[Records from a collection of figures]
┄┄┄┄┄┄┄┄┄┄┄┄┄┄┄┄┄┄┄┄
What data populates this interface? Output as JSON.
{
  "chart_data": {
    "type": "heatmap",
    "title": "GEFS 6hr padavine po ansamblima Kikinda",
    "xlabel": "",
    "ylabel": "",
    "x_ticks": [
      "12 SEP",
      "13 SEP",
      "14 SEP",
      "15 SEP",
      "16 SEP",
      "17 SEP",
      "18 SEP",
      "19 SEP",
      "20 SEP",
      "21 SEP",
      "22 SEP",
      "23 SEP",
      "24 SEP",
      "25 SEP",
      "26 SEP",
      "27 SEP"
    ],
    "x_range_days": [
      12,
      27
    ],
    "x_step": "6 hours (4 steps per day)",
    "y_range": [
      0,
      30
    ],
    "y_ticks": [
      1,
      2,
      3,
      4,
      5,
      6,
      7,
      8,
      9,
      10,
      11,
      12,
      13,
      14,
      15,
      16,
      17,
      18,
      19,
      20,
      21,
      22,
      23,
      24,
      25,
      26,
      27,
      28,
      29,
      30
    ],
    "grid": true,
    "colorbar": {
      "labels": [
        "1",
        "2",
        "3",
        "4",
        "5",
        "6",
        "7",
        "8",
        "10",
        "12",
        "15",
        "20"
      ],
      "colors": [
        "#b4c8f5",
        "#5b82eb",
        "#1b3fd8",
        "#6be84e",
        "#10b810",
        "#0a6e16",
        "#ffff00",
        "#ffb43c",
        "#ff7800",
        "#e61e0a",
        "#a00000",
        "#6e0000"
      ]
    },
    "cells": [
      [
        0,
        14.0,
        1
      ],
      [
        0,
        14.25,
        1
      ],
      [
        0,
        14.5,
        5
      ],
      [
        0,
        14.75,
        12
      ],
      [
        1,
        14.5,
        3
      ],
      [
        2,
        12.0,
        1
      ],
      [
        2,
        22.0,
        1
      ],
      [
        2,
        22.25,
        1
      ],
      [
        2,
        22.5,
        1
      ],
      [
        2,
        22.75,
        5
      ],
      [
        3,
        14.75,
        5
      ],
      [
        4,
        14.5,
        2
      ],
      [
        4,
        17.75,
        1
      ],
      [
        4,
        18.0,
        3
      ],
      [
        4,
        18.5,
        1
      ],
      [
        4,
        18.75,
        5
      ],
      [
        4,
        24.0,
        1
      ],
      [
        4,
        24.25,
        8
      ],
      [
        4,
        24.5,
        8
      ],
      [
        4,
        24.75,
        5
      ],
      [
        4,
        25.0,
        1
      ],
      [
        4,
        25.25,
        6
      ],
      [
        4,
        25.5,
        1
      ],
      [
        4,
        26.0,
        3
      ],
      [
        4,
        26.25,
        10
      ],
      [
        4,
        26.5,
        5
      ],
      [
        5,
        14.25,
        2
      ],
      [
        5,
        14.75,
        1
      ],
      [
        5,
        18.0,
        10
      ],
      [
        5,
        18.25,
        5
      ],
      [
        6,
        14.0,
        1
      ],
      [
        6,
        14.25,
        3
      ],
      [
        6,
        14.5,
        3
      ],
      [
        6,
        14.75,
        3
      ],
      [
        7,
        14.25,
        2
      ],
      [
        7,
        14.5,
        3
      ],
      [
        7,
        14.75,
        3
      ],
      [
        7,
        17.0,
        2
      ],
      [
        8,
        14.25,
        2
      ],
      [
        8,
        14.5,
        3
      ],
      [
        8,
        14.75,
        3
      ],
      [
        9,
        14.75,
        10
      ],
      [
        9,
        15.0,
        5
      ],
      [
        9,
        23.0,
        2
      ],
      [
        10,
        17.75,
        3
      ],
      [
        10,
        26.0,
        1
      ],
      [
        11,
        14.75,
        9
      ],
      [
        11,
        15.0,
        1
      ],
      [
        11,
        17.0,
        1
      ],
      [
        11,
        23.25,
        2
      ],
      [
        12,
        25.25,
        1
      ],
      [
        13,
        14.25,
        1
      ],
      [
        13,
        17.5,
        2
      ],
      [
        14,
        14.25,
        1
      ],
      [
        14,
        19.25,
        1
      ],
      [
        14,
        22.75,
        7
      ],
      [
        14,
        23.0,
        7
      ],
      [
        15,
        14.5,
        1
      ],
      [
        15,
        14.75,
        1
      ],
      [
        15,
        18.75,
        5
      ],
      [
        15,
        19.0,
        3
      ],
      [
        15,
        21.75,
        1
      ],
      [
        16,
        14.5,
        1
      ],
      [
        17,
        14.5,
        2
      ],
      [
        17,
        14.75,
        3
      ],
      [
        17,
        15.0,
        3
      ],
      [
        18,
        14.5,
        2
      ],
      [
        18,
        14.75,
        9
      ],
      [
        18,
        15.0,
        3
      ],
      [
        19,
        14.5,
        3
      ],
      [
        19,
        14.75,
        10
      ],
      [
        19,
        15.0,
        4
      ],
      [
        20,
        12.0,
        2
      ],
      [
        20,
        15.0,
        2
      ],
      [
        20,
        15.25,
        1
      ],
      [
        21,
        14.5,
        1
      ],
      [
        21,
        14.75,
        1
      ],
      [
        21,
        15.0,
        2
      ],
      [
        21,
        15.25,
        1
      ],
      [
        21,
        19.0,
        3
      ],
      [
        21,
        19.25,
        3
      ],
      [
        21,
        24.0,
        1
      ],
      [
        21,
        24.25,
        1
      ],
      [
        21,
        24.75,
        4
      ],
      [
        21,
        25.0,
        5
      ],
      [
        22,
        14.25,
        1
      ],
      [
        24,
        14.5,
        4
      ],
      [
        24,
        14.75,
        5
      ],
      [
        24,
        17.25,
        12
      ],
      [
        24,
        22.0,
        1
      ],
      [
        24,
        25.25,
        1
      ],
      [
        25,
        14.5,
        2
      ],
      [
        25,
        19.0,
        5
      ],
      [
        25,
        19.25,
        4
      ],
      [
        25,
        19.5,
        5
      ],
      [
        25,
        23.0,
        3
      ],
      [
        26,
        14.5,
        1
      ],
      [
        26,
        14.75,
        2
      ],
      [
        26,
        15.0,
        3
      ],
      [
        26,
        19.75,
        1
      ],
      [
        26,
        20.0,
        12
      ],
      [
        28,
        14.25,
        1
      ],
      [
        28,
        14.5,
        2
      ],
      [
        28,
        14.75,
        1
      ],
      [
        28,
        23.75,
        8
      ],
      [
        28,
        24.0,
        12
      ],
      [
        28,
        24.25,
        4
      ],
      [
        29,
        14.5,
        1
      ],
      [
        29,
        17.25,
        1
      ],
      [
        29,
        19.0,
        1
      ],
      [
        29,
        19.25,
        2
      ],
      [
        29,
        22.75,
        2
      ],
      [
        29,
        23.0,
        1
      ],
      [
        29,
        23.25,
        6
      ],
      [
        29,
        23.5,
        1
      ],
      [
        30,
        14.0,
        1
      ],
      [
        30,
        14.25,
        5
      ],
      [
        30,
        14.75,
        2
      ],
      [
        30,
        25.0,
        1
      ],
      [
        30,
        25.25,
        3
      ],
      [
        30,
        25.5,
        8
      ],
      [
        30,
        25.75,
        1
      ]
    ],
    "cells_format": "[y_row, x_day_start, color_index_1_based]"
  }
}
┄┄┄┄┄┄┄┄┄┄┄┄┄┄┄┄┄┄┄┄
- [OBJECTIVE] What do the records say? Quote them all exactly.

- [SOLUTION FOR THIS PROBLEM]
What data populates this interface? Output as JSON.
{
  "chart_data": {
    "type": "heatmap",
    "title": "GEFS 6hr padavine po ansamblima Kikinda",
    "xlabel": "",
    "ylabel": "",
    "x_ticks": [
      "12 SEP",
      "13 SEP",
      "14 SEP",
      "15 SEP",
      "16 SEP",
      "17 SEP",
      "18 SEP",
      "19 SEP",
      "20 SEP",
      "21 SEP",
      "22 SEP",
      "23 SEP",
      "24 SEP",
      "25 SEP",
      "26 SEP",
      "27 SEP"
    ],
    "x_range_days": [
      12,
      27
    ],
    "x_step": "6 hours (4 steps per day)",
    "y_range": [
      0,
      30
    ],
    "y_ticks": [
      1,
      2,
      3,
      4,
      5,
      6,
      7,
      8,
      9,
      10,
      11,
      12,
      13,
      14,
      15,
      16,
      17,
      18,
      19,
      20,
      21,
      22,
      23,
      24,
      25,
      26,
      27,
      28,
      29,
      30
    ],
    "grid": true,
    "colorbar": {
      "labels": [
        "1",
        "2",
        "3",
        "4",
        "5",
        "6",
        "7",
        "8",
        "10",
        "12",
        "15",
        "20"
      ],
      "colors": [
        "#b4c8f5",
        "#5b82eb",
        "#1b3fd8",
        "#6be84e",
        "#10b810",
        "#0a6e16",
        "#ffff00",
        "#ffb43c",
        "#ff7800",
        "#e61e0a",
        "#a00000",
        "#6e0000"
      ]
    },
    "cells": [
      [
        0,
        14.0,
        1
      ],
      [
        0,
        14.25,
        1
      ],
      [
        0,
        14.5,
        5
      ],
      [
        0,
        14.75,
        12
      ],
      [
        1,
        14.5,
        3
      ],
      [
        2,
        12.0,
        1
      ],
      [
        2,
        22.0,
        1
      ],
      [
        2,
        22.25,
        1
      ],
      [
        2,
        22.5,
        1
      ],
      [
        2,
        22.75,
        5
      ],
      [
        3,
        14.75,
        5
      ],
      [
        4,
        14.5,
        2
      ],
      [
        4,
        17.75,
        1
      ],
      [
        4,
        18.0,
        3
      ],
      [
        4,
        18.5,
        1
      ],
      [
        4,
        18.75,
        5
      ],
      [
        4,
        24.0,
        1
      ],
      [
        4,
        24.25,
        8
      ],
      [
        4,
        24.5,
        8
      ],
      [
        4,
        24.75,
        5
      ],
      [
        4,
        25.0,
        1
      ],
      [
        4,
        25.25,
        6
      ],
      [
        4,
        25.5,
        1
      ],
      [
        4,
        26.0,
        3
      ],
      [
        4,
        26.25,
        10
      ],
      [
        4,
        26.5,
        5
      ],
      [
        5,
        14.25,
        2
      ],
      [
        5,
        14.75,
        1
      ],
      [
        5,
        18.0,
        10
      ],
      [
        5,
        18.25,
        5
      ],
      [
        6,
        14.0,
        1
      ],
      [
        6,
        14.25,
        3
      ],
      [
        6,
        14.5,
        3
      ],
      [
        6,
        14.75,
        3
      ],
      [
        7,
        14.25,
        2
      ],
      [
        7,
        14.5,
        3
      ],
      [
        7,
        14.75,
        3
      ],
      [
        7,
        17.0,
        2
      ],
      [
        8,
        14.25,
        2
      ],
      [
        8,
        14.5,
        3
      ],
      [
        8,
        14.75,
        3
      ],
      [
        9,
        14.75,
        10
      ],
      [
        9,
        15.0,
        5
      ],
      [
        9,
        23.0,
        2
      ],
      [
        10,
        17.75,
        3
      ],
      [
        10,
        26.0,
        1
      ],
      [
        11,
        14.75,
        9
      ],
      [
        11,
        15.0,
        1
      ],
      [
        11,
        17.0,
        1
      ],
      [
        11,
        23.25,
        2
      ],
      [
        12,
        25.25,
        1
      ],
      [
        13,
        14.25,
        1
      ],
      [
        13,
        17.5,
        2
      ],
      [
        14,
        14.25,
        1
      ],
      [
        14,
        19.25,
        1
      ],
      [
        14,
        22.75,
        7
      ],
      [
        14,
        23.0,
        7
      ],
      [
        15,
        14.5,
        1
      ],
      [
        15,
        14.75,
        1
      ],
      [
        15,
        18.75,
        5
      ],
      [
        15,
        19.0,
        3
      ],
      [
        15,
        21.75,
        1
      ],
      [
        16,
        14.5,
        1
      ],
      [
        17,
        14.5,
        2
      ],
      [
        17,
        14.75,
        3
      ],
      [
        17,
        15.0,
        3
      ],
      [
        18,
        14.5,
        2
      ],
      [
        18,
        14.75,
        9
      ],
      [
        18,
        15.0,
        3
      ],
      [
        19,
        14.5,
        3
      ],
      [
        19,
        14.75,
        10
      ],
      [
        19,
        15.0,
        4
      ],
      [
        20,
        12.0,
        2
      ],
      [
        20,
        15.0,
        2
      ],
      [
        20,
        15.25,
        1
      ],
      [
        21,
        14.5,
        1
      ],
      [
        21,
        14.75,
        1
      ],
      [
        21,
        15.0,
        2
      ],
      [
        21,
        15.25,
        1
      ],
      [
        21,
        19.0,
        3
      ],
      [
        21,
        19.25,
        3
      ],
      [
        21,
        24.0,
        1
      ],
      [
        21,
        24.25,
        1
      ],
      [
        21,
        24.75,
        4
      ],
      [
        21,
        25.0,
        5
      ],
      [
        22,
        14.25,
        1
      ],
      [
        24,
        14.5,
        4
      ],
      [
        24,
        14.75,
        5
      ],
      [
        24,
        17.25,
        12
      ],
      [
        24,
        22.0,
        1
      ],
      [
        24,
        25.25,
        1
      ],
      [
        25,
        14.5,
        2
      ],
      [
        25,
        19.0,
        5
      ],
      [
        25,
        19.25,
        4
      ],
      [
        25,
        19.5,
        5
      ],
      [
        25,
        23.0,
        3
      ],
      [
        26,
        14.5,
        1
      ],
      [
        26,
        14.75,
        2
      ],
      [
        26,
        15.0,
        3
      ],
      [
        26,
        19.75,
        1
      ],
      [
        26,
        20.0,
        12
      ],
      [
        28,
        14.25,
        1
      ],
      [
        28,
        14.5,
        2
      ],
      [
        28,
        14.75,
        1
      ],
      [
        28,
        23.75,
        8
      ],
      [
        28,
        24.0,
        12
      ],
      [
        28,
        24.25,
        4
      ],
      [
        29,
        14.5,
        1
      ],
      [
        29,
        17.25,
        1
      ],
      [
        29,
        19.0,
        1
      ],
      [
        29,
        19.25,
        2
      ],
      [
        29,
        22.75,
        2
      ],
      [
        29,
        23.0,
        1
      ],
      [
        29,
        23.25,
        6
      ],
      [
        29,
        23.5,
        1
      ],
      [
        30,
        14.0,
        1
      ],
      [
        30,
        14.25,
        5
      ],
      [
        30,
        14.75,
        2
      ],
      [
        30,
        25.0,
        1
      ],
      [
        30,
        25.25,
        3
      ],
      [
        30,
        25.5,
        8
      ],
      [
        30,
        25.75,
        1
      ]
    ],
    "cells_format": "[y_row, x_day_start, color_index_1_based]"
  }
}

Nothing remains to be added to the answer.